Source material:
****

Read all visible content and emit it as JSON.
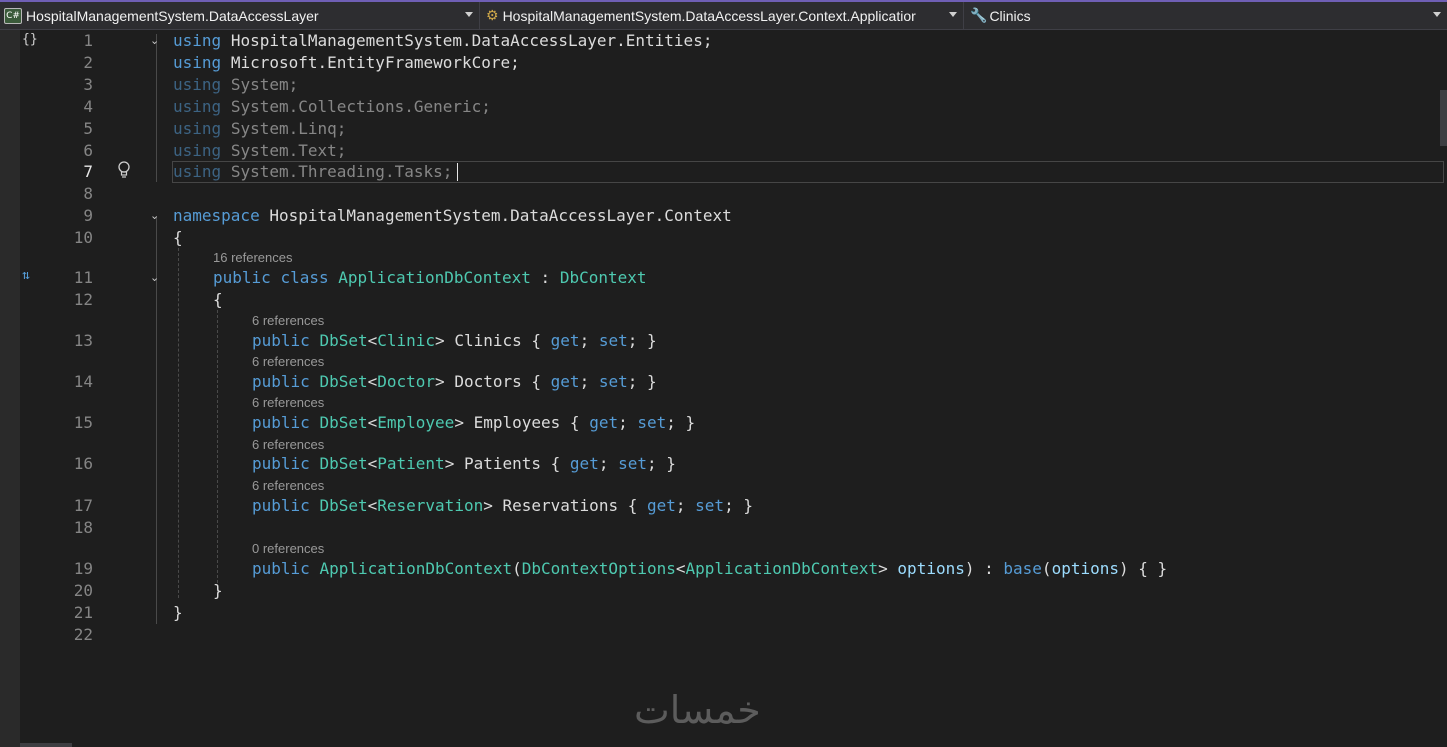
{
  "navbar": {
    "project": "HospitalManagementSystem.DataAccessLayer",
    "type_scope": "HospitalManagementSystem.DataAccessLayer.Context.Applicatior",
    "member": "Clinics"
  },
  "refs": {
    "class": "16 references",
    "clinics": "6 references",
    "doctors": "6 references",
    "employees": "6 references",
    "patients": "6 references",
    "reservations": "6 references",
    "ctor": "0 references"
  },
  "code": {
    "kw_using": "using",
    "kw_namespace": "namespace",
    "kw_public": "public",
    "kw_class": "class",
    "kw_get": "get",
    "kw_set": "set",
    "kw_base": "base",
    "ns_entities": "HospitalManagementSystem.DataAccessLayer.Entities",
    "ns_efcore": "Microsoft.EntityFrameworkCore",
    "ns_system": "System",
    "ns_collections": "System.Collections.Generic",
    "ns_linq": "System.Linq",
    "ns_text": "System.Text",
    "ns_tasks": "System.Threading.Tasks",
    "ns_context": "HospitalManagementSystem.DataAccessLayer.Context",
    "class_name": "ApplicationDbContext",
    "base_type": "DbContext",
    "dbset": "DbSet",
    "t_clinic": "Clinic",
    "p_clinics": "Clinics",
    "t_doctor": "Doctor",
    "p_doctors": "Doctors",
    "t_employee": "Employee",
    "p_employees": "Employees",
    "t_patient": "Patient",
    "p_patients": "Patients",
    "t_reservation": "Reservation",
    "p_reservations": "Reservations",
    "options_type": "DbContextOptions",
    "param_options": "options"
  },
  "watermark": "خمسات"
}
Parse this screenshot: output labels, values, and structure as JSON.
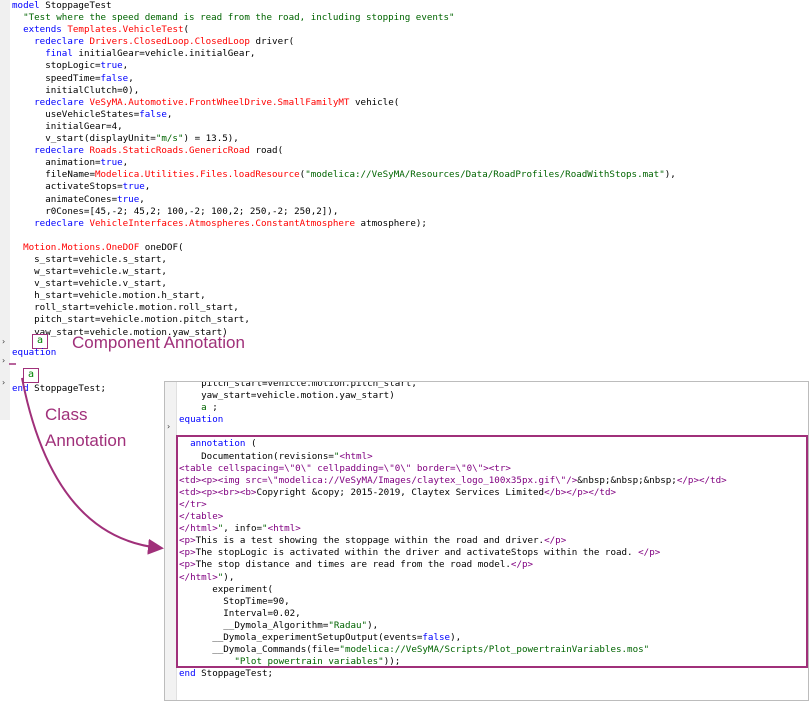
{
  "editor": {
    "lines": [
      [
        [
          "kw",
          "model"
        ],
        [
          "t",
          " StoppageTest"
        ]
      ],
      [
        [
          "str",
          "  \"Test where the speed demand is read from the road, including stopping events\""
        ]
      ],
      [
        [
          "t",
          "  "
        ],
        [
          "kw",
          "extends"
        ],
        [
          "t",
          " "
        ],
        [
          "cls",
          "Templates.VehicleTest"
        ],
        [
          "t",
          "("
        ]
      ],
      [
        [
          "t",
          "    "
        ],
        [
          "kw",
          "redeclare"
        ],
        [
          "t",
          " "
        ],
        [
          "cls",
          "Drivers.ClosedLoop.ClosedLoop"
        ],
        [
          "t",
          " driver("
        ]
      ],
      [
        [
          "t",
          "      "
        ],
        [
          "kw",
          "final"
        ],
        [
          "t",
          " initialGear=vehicle.initialGear,"
        ]
      ],
      [
        [
          "t",
          "      stopLogic="
        ],
        [
          "kw",
          "true"
        ],
        [
          "t",
          ","
        ]
      ],
      [
        [
          "t",
          "      speedTime="
        ],
        [
          "kw",
          "false"
        ],
        [
          "t",
          ","
        ]
      ],
      [
        [
          "t",
          "      initialClutch=0),"
        ]
      ],
      [
        [
          "t",
          "    "
        ],
        [
          "kw",
          "redeclare"
        ],
        [
          "t",
          " "
        ],
        [
          "cls",
          "VeSyMA.Automotive.FrontWheelDrive.SmallFamilyMT"
        ],
        [
          "t",
          " vehicle("
        ]
      ],
      [
        [
          "t",
          "      useVehicleStates="
        ],
        [
          "kw",
          "false"
        ],
        [
          "t",
          ","
        ]
      ],
      [
        [
          "t",
          "      initialGear=4,"
        ]
      ],
      [
        [
          "t",
          "      v_start(displayUnit="
        ],
        [
          "str",
          "\"m/s\""
        ],
        [
          "t",
          ") = 13.5),"
        ]
      ],
      [
        [
          "t",
          "    "
        ],
        [
          "kw",
          "redeclare"
        ],
        [
          "t",
          " "
        ],
        [
          "cls",
          "Roads.StaticRoads.GenericRoad"
        ],
        [
          "t",
          " road("
        ]
      ],
      [
        [
          "t",
          "      animation="
        ],
        [
          "kw",
          "true"
        ],
        [
          "t",
          ","
        ]
      ],
      [
        [
          "t",
          "      fileName="
        ],
        [
          "cls",
          "Modelica.Utilities.Files.loadResource"
        ],
        [
          "t",
          "("
        ],
        [
          "str",
          "\"modelica://VeSyMA/Resources/Data/RoadProfiles/RoadWithStops.mat\""
        ],
        [
          "t",
          "),"
        ]
      ],
      [
        [
          "t",
          "      activateStops="
        ],
        [
          "kw",
          "true"
        ],
        [
          "t",
          ","
        ]
      ],
      [
        [
          "t",
          "      animateCones="
        ],
        [
          "kw",
          "true"
        ],
        [
          "t",
          ","
        ]
      ],
      [
        [
          "t",
          "      r0Cones=[45,-2; 45,2; 100,-2; 100,2; 250,-2; 250,2]),"
        ]
      ],
      [
        [
          "t",
          "    "
        ],
        [
          "kw",
          "redeclare"
        ],
        [
          "t",
          " "
        ],
        [
          "cls",
          "VehicleInterfaces.Atmospheres.ConstantAtmosphere"
        ],
        [
          "t",
          " atmosphere);"
        ]
      ],
      [
        [
          "t",
          ""
        ]
      ],
      [
        [
          "t",
          "  "
        ],
        [
          "cls",
          "Motion.Motions.OneDOF"
        ],
        [
          "t",
          " oneDOF("
        ]
      ],
      [
        [
          "t",
          "    s_start=vehicle.s_start,"
        ]
      ],
      [
        [
          "t",
          "    w_start=vehicle.w_start,"
        ]
      ],
      [
        [
          "t",
          "    v_start=vehicle.v_start,"
        ]
      ],
      [
        [
          "t",
          "    h_start=vehicle.motion.h_start,"
        ]
      ],
      [
        [
          "t",
          "    roll_start=vehicle.motion.roll_start,"
        ]
      ],
      [
        [
          "t",
          "    pitch_start=vehicle.motion.pitch_start,"
        ]
      ],
      [
        [
          "t",
          "    yaw_start=vehicle.motion.yaw_start)"
        ]
      ]
    ],
    "equation_kw": "equation",
    "end_line": "end StoppageTest;",
    "end_kw": "end",
    "end_rest": " StoppageTest;"
  },
  "annotations": {
    "component_label": "Component Annotation",
    "class_label_1": "Class",
    "class_label_2": "Annotation",
    "icon_glyph": "a",
    "accent_color": "#a0307a"
  },
  "inset": {
    "lines": [
      [
        [
          "t",
          "    pitch_start=vehicle.motion.pitch_start,"
        ]
      ],
      [
        [
          "t",
          "    yaw_start=vehicle.motion.yaw_start)"
        ]
      ],
      [
        [
          "t",
          "    "
        ],
        [
          "str",
          "a"
        ],
        [
          "t",
          " ;"
        ]
      ],
      [
        [
          "kw",
          "equation"
        ]
      ],
      [
        [
          "t",
          ""
        ]
      ],
      [
        [
          "t",
          "  "
        ],
        [
          "kw",
          "annotation"
        ],
        [
          "t",
          " ("
        ]
      ],
      [
        [
          "t",
          "    Documentation(revisions="
        ],
        [
          "str",
          "\""
        ],
        [
          "tag",
          "<html>"
        ]
      ],
      [
        [
          "tag",
          "<table cellspacing=\\\"0\\\" cellpadding=\\\"0\\\" border=\\\"0\\\"><tr>"
        ]
      ],
      [
        [
          "tag",
          "<td><p><img src=\\\"modelica://VeSyMA/Images/claytex_logo_100x35px.gif\\\"/>"
        ],
        [
          "t",
          "&nbsp;&nbsp;&nbsp;"
        ],
        [
          "tag",
          "</p></td>"
        ]
      ],
      [
        [
          "tag",
          "<td><p><br><b>"
        ],
        [
          "t",
          "Copyright &copy; 2015-2019, Claytex Services Limited"
        ],
        [
          "tag",
          "</b></p></td>"
        ]
      ],
      [
        [
          "tag",
          "</tr>"
        ]
      ],
      [
        [
          "tag",
          "</table>"
        ]
      ],
      [
        [
          "tag",
          "</html>"
        ],
        [
          "str",
          "\""
        ],
        [
          "t",
          ", info="
        ],
        [
          "str",
          "\""
        ],
        [
          "tag",
          "<html>"
        ]
      ],
      [
        [
          "tag",
          "<p>"
        ],
        [
          "t",
          "This is a test showing the stoppage within the road and driver."
        ],
        [
          "tag",
          "</p>"
        ]
      ],
      [
        [
          "tag",
          "<p>"
        ],
        [
          "t",
          "The stopLogic is activated within the driver and activateStops within the road. "
        ],
        [
          "tag",
          "</p>"
        ]
      ],
      [
        [
          "tag",
          "<p>"
        ],
        [
          "t",
          "The stop distance and times are read from the road model."
        ],
        [
          "tag",
          "</p>"
        ]
      ],
      [
        [
          "tag",
          "</html>"
        ],
        [
          "str",
          "\""
        ],
        [
          "t",
          "),"
        ]
      ],
      [
        [
          "t",
          "      experiment("
        ]
      ],
      [
        [
          "t",
          "        StopTime=90,"
        ]
      ],
      [
        [
          "t",
          "        Interval=0.02,"
        ]
      ],
      [
        [
          "t",
          "        __Dymola_Algorithm="
        ],
        [
          "str",
          "\"Radau\""
        ],
        [
          "t",
          "),"
        ]
      ],
      [
        [
          "t",
          "      __Dymola_experimentSetupOutput(events="
        ],
        [
          "kw",
          "false"
        ],
        [
          "t",
          "),"
        ]
      ],
      [
        [
          "t",
          "      __Dymola_Commands(file="
        ],
        [
          "str",
          "\"modelica://VeSyMA/Scripts/Plot_powertrainVariables.mos\""
        ]
      ],
      [
        [
          "t",
          "          "
        ],
        [
          "str",
          "\"Plot powertrain variables\""
        ],
        [
          "t",
          "));"
        ]
      ],
      [
        [
          "kw",
          "end"
        ],
        [
          "t",
          " StoppageTest;"
        ]
      ]
    ]
  }
}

****

Exercise objective: From the records above, pick out and copy each line holding the word "references".

Answer section:
    "class": "16 references",
    "clinics": "6 references",
    "doctors": "6 references",
    "employees": "6 references",
    "patients": "6 references",
    "reservations": "6 references",
    "ctor": "0 references"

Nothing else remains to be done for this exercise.